### DIRECTIONS FOR THIS TASK
Show every line of the records below that contains the string "CaII", treating case as significant.

(Layout coordinate data)
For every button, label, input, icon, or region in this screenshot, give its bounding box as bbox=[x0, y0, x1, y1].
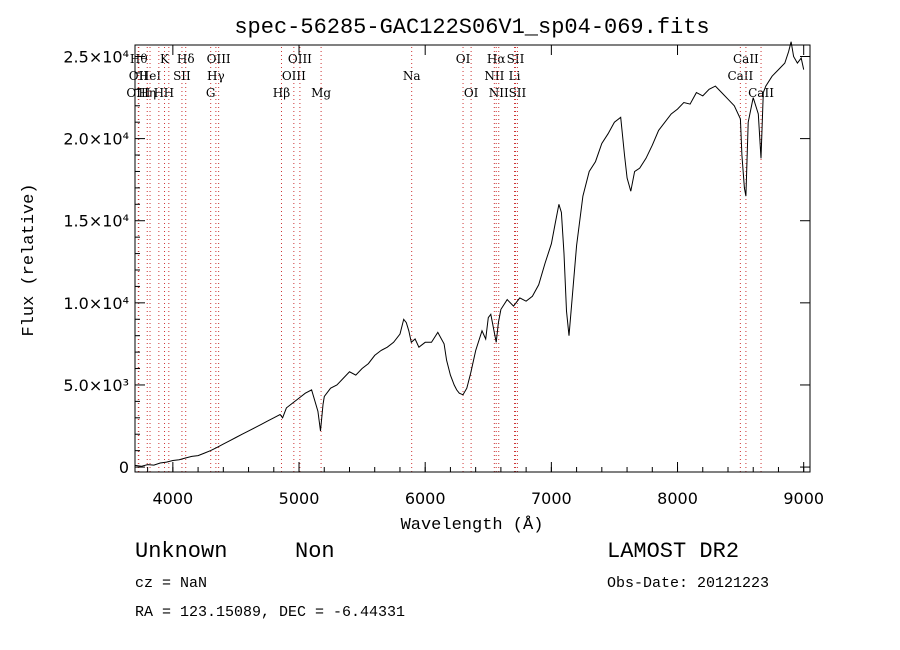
line-label-8: SII bbox=[173, 69, 191, 83]
line-label-27: CaII bbox=[733, 52, 759, 66]
line-label-12: OIII bbox=[207, 52, 231, 66]
line-label-26: CaII bbox=[727, 69, 753, 83]
y-axis-ticks: 0 5.0×10³ 1.0×10⁴ 1.5×10⁴ 2.0×10⁴ 2.5×10⁴ bbox=[63, 47, 810, 477]
coordinates-label: RA = 123.15089, DEC = -6.44331 bbox=[135, 604, 406, 621]
y-tick-label-3: 1.5×10⁴ bbox=[63, 212, 129, 231]
line-label-23: Li bbox=[509, 69, 521, 83]
y-tick-label-0: 0 bbox=[119, 458, 129, 477]
line-label-19: OI bbox=[464, 86, 479, 100]
line-label-16: Mg bbox=[311, 86, 331, 100]
line-label-10: G bbox=[206, 86, 216, 100]
line-label-22: NII bbox=[489, 86, 509, 100]
line-label-18: OI bbox=[456, 52, 471, 66]
x-tick-label-3: 7000 bbox=[531, 489, 572, 508]
line-label-5: H bbox=[154, 86, 164, 100]
obs-date-label: Obs-Date: 20121223 bbox=[607, 575, 770, 592]
line-label-15: OIII bbox=[288, 52, 312, 66]
y-tick-label-1: 5.0×10³ bbox=[63, 376, 129, 395]
x-tick-label-0: 4000 bbox=[152, 489, 193, 508]
chart-title: spec-56285-GAC122S06V1_sp04-069.fits bbox=[234, 15, 709, 40]
y-tick-label-5: 2.5×10⁴ bbox=[63, 47, 129, 66]
line-label-20: NII bbox=[484, 69, 504, 83]
spectrum-line bbox=[134, 41, 805, 467]
line-label-11: Hγ bbox=[207, 69, 225, 83]
spectrum-chart: spec-56285-GAC122S06V1_sp04-069.fits HθO… bbox=[20, 15, 824, 535]
line-label-2: OIII bbox=[126, 86, 150, 100]
x-tick-label-4: 8000 bbox=[657, 489, 698, 508]
line-label-9: Hδ bbox=[177, 52, 195, 66]
x-axis-ticks: 4000 5000 6000 7000 8000 9000 bbox=[147, 45, 824, 508]
line-label-25: SII bbox=[509, 86, 527, 100]
plot-frame bbox=[134, 44, 811, 473]
x-tick-label-1: 5000 bbox=[279, 489, 320, 508]
line-label-7: H bbox=[164, 86, 174, 100]
line-label-28: CaII bbox=[748, 86, 774, 100]
line-label-17: Na bbox=[403, 69, 421, 83]
x-tick-label-5: 9000 bbox=[783, 489, 824, 508]
line-label-14: OIII bbox=[282, 69, 306, 83]
x-tick-label-2: 6000 bbox=[405, 489, 446, 508]
survey-label: LAMOST DR2 bbox=[607, 539, 740, 564]
line-label-21: Hα bbox=[487, 52, 506, 66]
class-label: Unknown bbox=[135, 539, 228, 564]
line-label-3: Hη bbox=[138, 86, 156, 100]
y-axis-label: Flux (relative) bbox=[20, 183, 39, 336]
line-label-6: K bbox=[160, 52, 170, 66]
redshift-label: cz = NaN bbox=[135, 575, 208, 592]
line-label-4: HeI bbox=[139, 69, 162, 83]
x-axis-label: Wavelength (Å) bbox=[401, 516, 544, 535]
subclass-label: Non bbox=[295, 539, 335, 564]
spectral-lines: HθOIIOIIIHηHeIHKHSIIHδGHγOIIIHβOIIIOIIIM… bbox=[126, 47, 774, 472]
line-label-24: SII bbox=[507, 52, 525, 66]
y-tick-label-4: 2.0×10⁴ bbox=[63, 130, 129, 149]
line-label-13: Hβ bbox=[273, 86, 290, 100]
y-tick-label-2: 1.0×10⁴ bbox=[63, 294, 129, 313]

### FINISHED TASK
line-label-27: CaII bbox=[733, 52, 759, 66]
line-label-26: CaII bbox=[727, 69, 753, 83]
line-label-28: CaII bbox=[748, 86, 774, 100]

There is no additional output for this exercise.